■ **WHAT IS ASKED**:
Your task is to copy every line of this material exactly.

■ **RECORD EXCERPTS**:
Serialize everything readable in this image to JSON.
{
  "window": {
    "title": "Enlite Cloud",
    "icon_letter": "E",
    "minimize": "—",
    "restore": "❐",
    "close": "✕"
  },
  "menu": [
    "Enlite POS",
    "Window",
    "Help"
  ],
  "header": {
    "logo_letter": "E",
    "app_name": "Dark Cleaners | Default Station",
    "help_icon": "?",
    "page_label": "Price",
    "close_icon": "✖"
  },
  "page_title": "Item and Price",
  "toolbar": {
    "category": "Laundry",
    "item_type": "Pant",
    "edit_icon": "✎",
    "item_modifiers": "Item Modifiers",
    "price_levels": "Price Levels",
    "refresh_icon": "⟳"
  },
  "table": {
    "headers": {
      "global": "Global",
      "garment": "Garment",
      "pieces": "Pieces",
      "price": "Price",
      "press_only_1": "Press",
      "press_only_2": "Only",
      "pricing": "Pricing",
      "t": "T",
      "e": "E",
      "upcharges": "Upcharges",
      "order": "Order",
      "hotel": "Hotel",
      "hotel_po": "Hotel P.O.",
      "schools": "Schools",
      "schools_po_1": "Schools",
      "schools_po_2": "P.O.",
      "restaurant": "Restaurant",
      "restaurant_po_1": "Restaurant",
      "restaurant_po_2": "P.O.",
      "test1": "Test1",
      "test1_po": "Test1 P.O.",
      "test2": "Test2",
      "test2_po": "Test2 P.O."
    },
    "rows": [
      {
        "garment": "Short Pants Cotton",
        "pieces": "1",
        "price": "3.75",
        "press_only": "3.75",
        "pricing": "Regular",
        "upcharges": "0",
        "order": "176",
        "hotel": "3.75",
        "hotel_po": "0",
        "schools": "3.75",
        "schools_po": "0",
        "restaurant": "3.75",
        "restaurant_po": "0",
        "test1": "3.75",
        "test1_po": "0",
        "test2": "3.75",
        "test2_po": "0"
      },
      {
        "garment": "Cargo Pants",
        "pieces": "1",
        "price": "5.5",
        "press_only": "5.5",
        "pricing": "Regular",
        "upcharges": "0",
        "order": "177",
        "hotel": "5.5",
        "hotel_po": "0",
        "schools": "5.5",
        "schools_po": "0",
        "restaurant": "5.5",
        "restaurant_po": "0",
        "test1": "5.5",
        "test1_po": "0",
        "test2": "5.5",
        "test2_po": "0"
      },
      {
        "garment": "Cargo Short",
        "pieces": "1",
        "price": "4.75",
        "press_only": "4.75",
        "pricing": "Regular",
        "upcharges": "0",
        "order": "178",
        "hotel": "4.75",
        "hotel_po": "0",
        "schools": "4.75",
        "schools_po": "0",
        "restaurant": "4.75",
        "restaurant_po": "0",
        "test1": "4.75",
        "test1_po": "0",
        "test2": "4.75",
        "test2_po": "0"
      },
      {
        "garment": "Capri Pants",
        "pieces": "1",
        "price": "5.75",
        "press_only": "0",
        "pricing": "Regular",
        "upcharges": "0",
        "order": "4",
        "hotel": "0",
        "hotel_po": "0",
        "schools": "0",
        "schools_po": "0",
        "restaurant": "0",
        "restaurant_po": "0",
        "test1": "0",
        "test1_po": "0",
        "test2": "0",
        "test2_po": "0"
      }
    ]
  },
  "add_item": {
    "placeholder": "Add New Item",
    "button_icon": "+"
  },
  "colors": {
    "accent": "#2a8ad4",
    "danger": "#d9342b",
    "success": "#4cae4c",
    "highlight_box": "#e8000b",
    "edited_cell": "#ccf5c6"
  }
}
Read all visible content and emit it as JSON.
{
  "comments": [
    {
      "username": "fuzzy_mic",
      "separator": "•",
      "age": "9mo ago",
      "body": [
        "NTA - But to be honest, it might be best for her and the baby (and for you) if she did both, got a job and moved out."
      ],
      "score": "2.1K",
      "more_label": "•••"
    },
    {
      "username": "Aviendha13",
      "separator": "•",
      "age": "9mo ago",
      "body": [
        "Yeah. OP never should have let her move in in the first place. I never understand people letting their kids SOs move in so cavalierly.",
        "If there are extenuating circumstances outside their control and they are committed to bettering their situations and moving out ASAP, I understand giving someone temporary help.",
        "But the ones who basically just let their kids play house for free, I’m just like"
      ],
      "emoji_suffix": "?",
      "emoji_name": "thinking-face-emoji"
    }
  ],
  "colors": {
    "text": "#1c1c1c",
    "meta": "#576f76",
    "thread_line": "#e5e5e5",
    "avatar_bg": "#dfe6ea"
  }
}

■ **RESULT OF THE EXERCISE**:
Serialize everything readable in this image to JSON.
{
  "window": {
    "title": "Enlite Cloud",
    "icon_letter": "E",
    "minimize": "—",
    "restore": "❐",
    "close": "✕"
  },
  "menu": [
    "Enlite POS",
    "Window",
    "Help"
  ],
  "header": {
    "logo_letter": "E",
    "app_name": "Dark Cleaners | Default Station",
    "help_icon": "?",
    "page_label": "Price",
    "close_icon": "✖"
  },
  "page_title": "Item and Price",
  "toolbar": {
    "category": "Laundry",
    "item_type": "Pant",
    "edit_icon": "✎",
    "item_modifiers": "Item Modifiers",
    "price_levels": "Price Levels",
    "refresh_icon": "⟳"
  },
  "table": {
    "headers": {
      "global": "Global",
      "garment": "Garment",
      "pieces": "Pieces",
      "price": "Price",
      "press_only_1": "Press",
      "press_only_2": "Only",
      "pricing": "Pricing",
      "t": "T",
      "e": "E",
      "upcharges": "Upcharges",
      "order": "Order",
      "hotel": "Hotel",
      "hotel_po": "Hotel P.O.",
      "schools": "Schools",
      "schools_po_1": "Schools",
      "schools_po_2": "P.O.",
      "restaurant": "Restaurant",
      "restaurant_po_1": "Restaurant",
      "restaurant_po_2": "P.O.",
      "test1": "Test1",
      "test1_po": "Test1 P.O.",
      "test2": "Test2",
      "test2_po": "Test2 P.O."
    },
    "rows": [
      {
        "garment": "Short Pants Cotton",
        "pieces": "1",
        "price": "3.75",
        "press_only": "3.75",
        "pricing": "Regular",
        "upcharges": "0",
        "order": "176",
        "hotel": "3.75",
        "hotel_po": "0",
        "schools": "3.75",
        "schools_po": "0",
        "restaurant": "3.75",
        "restaurant_po": "0",
        "test1": "3.75",
        "test1_po": "0",
        "test2": "3.75",
        "test2_po": "0"
      },
      {
        "garment": "Cargo Pants",
        "pieces": "1",
        "price": "5.5",
        "press_only": "5.5",
        "pricing": "Regular",
        "upcharges": "0",
        "order": "177",
        "hotel": "5.5",
        "hotel_po": "0",
        "schools": "5.5",
        "schools_po": "0",
        "restaurant": "5.5",
        "restaurant_po": "0",
        "test1": "5.5",
        "test1_po": "0",
        "test2": "5.5",
        "test2_po": "0"
      },
      {
        "garment": "Cargo Short",
        "pieces": "1",
        "price": "4.75",
        "press_only": "4.75",
        "pricing": "Regular",
        "upcharges": "0",
        "order": "178",
        "hotel": "4.75",
        "hotel_po": "0",
        "schools": "4.75",
        "schools_po": "0",
        "restaurant": "4.75",
        "restaurant_po": "0",
        "test1": "4.75",
        "test1_po": "0",
        "test2": "4.75",
        "test2_po": "0"
      },
      {
        "garment": "Capri Pants",
        "pieces": "1",
        "price": "5.75",
        "press_only": "0",
        "pricing": "Regular",
        "upcharges": "0",
        "order": "4",
        "hotel": "0",
        "hotel_po": "0",
        "schools": "0",
        "schools_po": "0",
        "restaurant": "0",
        "restaurant_po": "0",
        "test1": "0",
        "test1_po": "0",
        "test2": "0",
        "test2_po": "0"
      }
    ]
  },
  "add_item": {
    "placeholder": "Add New Item",
    "button_icon": "+"
  },
  "colors": {
    "accent": "#2a8ad4",
    "danger": "#d9342b",
    "success": "#4cae4c",
    "highlight_box": "#e8000b",
    "edited_cell": "#ccf5c6"
  }
}
Read all visible content and emit it as JSON.
{
  "comments": [
    {
      "username": "fuzzy_mic",
      "separator": "•",
      "age": "9mo ago",
      "body": [
        "NTA - But to be honest, it might be best for her and the baby (and for you) if she did both, got a job and moved out."
      ],
      "score": "2.1K",
      "more_label": "•••"
    },
    {
      "username": "Aviendha13",
      "separator": "•",
      "age": "9mo ago",
      "body": [
        "Yeah. OP never should have let her move in in the first place. I never understand people letting their kids SOs move in so cavalierly.",
        "If there are extenuating circumstances outside their control and they are committed to bettering their situations and moving out ASAP, I understand giving someone temporary help.",
        "But the ones who basically just let their kids play house for free, I’m just like"
      ],
      "emoji_suffix": "?",
      "emoji_name": "thinking-face-emoji"
    }
  ],
  "colors": {
    "text": "#1c1c1c",
    "meta": "#576f76",
    "thread_line": "#e5e5e5",
    "avatar_bg": "#dfe6ea"
  }
}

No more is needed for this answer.